### EXERCISE
Below are the records; collect from them each line containing the string "ημερών".

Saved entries
========================================================================
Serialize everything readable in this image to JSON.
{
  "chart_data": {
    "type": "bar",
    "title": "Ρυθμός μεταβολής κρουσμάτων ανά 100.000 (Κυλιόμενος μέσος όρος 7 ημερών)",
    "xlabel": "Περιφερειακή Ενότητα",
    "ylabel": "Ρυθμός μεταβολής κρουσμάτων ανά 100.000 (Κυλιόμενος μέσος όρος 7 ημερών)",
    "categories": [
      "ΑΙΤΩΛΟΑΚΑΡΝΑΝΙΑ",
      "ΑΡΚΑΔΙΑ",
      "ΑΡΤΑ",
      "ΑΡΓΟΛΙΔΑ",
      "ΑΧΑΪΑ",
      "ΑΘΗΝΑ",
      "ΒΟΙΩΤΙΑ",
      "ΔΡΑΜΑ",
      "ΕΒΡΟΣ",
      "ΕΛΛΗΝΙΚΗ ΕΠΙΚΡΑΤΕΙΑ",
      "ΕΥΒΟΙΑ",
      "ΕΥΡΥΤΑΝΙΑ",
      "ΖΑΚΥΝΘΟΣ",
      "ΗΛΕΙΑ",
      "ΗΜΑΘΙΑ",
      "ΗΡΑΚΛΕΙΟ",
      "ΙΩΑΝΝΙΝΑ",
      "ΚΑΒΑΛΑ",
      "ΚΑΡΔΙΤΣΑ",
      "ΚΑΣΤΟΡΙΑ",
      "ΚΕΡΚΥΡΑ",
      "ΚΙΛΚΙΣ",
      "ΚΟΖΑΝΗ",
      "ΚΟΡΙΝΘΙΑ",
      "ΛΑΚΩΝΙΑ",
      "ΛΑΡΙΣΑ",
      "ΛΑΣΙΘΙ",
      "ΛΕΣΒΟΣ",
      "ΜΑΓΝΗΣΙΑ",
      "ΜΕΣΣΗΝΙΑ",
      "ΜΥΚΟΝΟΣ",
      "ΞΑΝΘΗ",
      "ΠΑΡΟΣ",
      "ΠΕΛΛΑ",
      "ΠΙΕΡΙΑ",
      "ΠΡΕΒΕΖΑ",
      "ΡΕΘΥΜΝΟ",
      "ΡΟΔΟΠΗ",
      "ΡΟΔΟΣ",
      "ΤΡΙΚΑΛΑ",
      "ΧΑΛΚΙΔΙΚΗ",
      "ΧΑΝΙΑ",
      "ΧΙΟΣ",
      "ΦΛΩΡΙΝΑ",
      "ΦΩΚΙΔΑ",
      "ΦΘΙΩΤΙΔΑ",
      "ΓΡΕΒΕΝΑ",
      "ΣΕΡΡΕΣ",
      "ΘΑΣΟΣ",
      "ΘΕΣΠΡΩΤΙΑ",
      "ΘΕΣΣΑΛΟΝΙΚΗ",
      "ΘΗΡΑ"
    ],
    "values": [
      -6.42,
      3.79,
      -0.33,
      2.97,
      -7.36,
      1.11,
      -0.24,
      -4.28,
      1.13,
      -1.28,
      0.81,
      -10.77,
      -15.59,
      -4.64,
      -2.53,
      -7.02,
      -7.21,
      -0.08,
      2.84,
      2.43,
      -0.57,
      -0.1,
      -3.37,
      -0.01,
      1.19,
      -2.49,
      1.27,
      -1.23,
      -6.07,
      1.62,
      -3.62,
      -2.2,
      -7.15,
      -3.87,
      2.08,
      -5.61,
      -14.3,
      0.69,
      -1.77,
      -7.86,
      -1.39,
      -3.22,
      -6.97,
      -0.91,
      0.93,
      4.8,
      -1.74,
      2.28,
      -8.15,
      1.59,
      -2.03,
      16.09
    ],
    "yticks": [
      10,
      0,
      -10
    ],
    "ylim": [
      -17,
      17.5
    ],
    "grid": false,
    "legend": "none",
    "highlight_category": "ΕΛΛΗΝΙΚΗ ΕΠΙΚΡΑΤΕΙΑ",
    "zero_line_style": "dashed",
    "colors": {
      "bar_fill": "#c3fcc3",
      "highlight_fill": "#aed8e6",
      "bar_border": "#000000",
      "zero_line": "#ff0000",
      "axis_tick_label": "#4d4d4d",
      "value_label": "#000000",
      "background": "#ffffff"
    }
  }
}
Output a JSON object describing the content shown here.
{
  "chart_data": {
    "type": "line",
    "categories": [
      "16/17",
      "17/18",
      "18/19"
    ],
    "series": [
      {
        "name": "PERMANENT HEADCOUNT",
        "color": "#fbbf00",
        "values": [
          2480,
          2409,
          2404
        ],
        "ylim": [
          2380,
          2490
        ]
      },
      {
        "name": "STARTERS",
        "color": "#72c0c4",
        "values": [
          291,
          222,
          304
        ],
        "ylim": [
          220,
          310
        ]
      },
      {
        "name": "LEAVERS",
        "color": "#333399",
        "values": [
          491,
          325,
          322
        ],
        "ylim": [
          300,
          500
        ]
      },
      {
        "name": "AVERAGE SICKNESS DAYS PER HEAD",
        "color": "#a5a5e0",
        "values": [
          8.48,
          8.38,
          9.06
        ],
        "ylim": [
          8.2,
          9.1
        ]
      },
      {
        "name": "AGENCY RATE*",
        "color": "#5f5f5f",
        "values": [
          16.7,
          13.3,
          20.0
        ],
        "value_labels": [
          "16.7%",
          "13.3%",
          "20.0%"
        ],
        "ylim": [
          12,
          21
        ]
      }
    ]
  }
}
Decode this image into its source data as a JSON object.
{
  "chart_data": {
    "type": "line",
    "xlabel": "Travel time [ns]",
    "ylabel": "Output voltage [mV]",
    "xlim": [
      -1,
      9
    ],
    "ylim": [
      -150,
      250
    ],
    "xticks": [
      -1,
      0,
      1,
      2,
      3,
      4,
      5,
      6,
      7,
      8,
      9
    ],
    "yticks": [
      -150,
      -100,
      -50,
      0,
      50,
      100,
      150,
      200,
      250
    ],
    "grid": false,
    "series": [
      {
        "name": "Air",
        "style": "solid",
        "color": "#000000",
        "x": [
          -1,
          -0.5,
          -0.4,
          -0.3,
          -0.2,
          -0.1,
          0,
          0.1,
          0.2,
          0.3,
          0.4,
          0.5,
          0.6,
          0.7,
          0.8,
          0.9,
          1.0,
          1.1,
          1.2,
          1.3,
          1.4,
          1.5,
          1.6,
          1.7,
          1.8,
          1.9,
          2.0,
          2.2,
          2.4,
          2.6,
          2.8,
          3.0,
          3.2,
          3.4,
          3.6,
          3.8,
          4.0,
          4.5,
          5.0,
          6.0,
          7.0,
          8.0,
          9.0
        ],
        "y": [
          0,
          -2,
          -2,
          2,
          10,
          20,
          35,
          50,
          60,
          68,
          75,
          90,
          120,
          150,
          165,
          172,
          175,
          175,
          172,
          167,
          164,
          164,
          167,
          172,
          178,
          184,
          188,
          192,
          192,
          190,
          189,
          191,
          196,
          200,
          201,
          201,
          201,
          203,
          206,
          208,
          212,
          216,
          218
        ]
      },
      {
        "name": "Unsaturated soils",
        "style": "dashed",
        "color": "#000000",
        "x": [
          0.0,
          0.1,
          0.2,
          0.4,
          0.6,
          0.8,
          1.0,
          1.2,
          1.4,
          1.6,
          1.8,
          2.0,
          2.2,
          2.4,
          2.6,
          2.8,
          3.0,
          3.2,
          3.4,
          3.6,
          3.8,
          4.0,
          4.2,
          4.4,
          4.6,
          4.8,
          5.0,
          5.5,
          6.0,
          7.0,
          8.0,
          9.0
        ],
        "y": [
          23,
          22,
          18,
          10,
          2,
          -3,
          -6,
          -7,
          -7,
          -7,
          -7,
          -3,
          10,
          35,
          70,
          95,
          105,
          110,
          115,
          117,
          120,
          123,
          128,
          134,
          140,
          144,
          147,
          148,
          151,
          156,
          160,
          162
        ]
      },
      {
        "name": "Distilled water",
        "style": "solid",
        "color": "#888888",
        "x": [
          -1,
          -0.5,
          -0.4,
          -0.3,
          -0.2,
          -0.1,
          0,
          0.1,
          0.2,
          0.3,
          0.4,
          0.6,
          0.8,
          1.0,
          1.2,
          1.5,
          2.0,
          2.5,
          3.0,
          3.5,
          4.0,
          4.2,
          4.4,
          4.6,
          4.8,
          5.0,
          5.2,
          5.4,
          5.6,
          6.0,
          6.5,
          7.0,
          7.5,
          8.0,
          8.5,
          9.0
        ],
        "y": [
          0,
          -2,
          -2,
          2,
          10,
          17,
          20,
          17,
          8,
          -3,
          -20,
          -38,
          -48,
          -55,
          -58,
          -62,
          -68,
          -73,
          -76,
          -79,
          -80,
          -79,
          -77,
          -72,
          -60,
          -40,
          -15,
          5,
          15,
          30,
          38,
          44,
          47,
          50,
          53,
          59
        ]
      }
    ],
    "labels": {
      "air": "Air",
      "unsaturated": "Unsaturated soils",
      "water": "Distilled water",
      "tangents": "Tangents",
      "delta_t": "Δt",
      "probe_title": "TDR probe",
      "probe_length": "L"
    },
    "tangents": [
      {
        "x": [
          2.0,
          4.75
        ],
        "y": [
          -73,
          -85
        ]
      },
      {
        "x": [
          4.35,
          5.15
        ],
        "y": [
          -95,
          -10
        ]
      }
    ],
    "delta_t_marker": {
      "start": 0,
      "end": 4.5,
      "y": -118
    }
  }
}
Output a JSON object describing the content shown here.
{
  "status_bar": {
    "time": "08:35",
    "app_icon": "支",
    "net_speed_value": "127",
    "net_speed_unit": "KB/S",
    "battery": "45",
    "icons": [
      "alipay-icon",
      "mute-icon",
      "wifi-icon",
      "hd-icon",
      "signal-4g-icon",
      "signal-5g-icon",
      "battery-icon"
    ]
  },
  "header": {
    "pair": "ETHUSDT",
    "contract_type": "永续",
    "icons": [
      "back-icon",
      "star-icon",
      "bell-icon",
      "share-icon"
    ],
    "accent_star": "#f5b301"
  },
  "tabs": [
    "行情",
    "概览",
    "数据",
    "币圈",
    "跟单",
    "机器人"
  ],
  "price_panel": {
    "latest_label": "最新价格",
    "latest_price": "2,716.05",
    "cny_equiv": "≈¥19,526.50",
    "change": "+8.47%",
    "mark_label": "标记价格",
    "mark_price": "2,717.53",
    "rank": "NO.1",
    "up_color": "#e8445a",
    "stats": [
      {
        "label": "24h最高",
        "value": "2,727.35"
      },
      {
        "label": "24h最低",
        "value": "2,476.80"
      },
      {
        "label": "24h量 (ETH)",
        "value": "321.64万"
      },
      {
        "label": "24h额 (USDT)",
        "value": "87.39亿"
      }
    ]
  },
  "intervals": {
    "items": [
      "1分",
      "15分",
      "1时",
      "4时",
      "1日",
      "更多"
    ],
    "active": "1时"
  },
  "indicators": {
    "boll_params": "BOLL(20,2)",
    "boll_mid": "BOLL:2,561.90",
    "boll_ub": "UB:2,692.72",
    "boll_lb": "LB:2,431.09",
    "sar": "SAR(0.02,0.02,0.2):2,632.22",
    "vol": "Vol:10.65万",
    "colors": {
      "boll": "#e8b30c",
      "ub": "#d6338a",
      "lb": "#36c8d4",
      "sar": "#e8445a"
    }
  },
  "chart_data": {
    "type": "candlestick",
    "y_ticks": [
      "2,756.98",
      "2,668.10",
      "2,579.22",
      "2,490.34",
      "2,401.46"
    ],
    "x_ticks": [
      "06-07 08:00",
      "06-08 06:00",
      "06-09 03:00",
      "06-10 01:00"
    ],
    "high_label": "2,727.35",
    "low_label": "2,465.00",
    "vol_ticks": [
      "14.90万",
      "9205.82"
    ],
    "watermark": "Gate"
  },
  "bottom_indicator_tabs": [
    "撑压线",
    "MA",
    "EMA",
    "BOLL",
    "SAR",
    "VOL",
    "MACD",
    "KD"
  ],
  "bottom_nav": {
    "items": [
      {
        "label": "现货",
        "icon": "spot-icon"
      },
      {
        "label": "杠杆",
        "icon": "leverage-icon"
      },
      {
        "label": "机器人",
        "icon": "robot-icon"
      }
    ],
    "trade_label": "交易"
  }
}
========================================================================
### SOLUTION TO THE EXERCISE
    "title": "Ρυθμός μεταβολής κρουσμάτων ανά 100.000 (Κυλιόμενος μέσος όρος 7 ημερών)",
    "ylabel": "Ρυθμός μεταβολής κρουσμάτων ανά 100.000 (Κυλιόμενος μέσος όρος 7 ημερών)",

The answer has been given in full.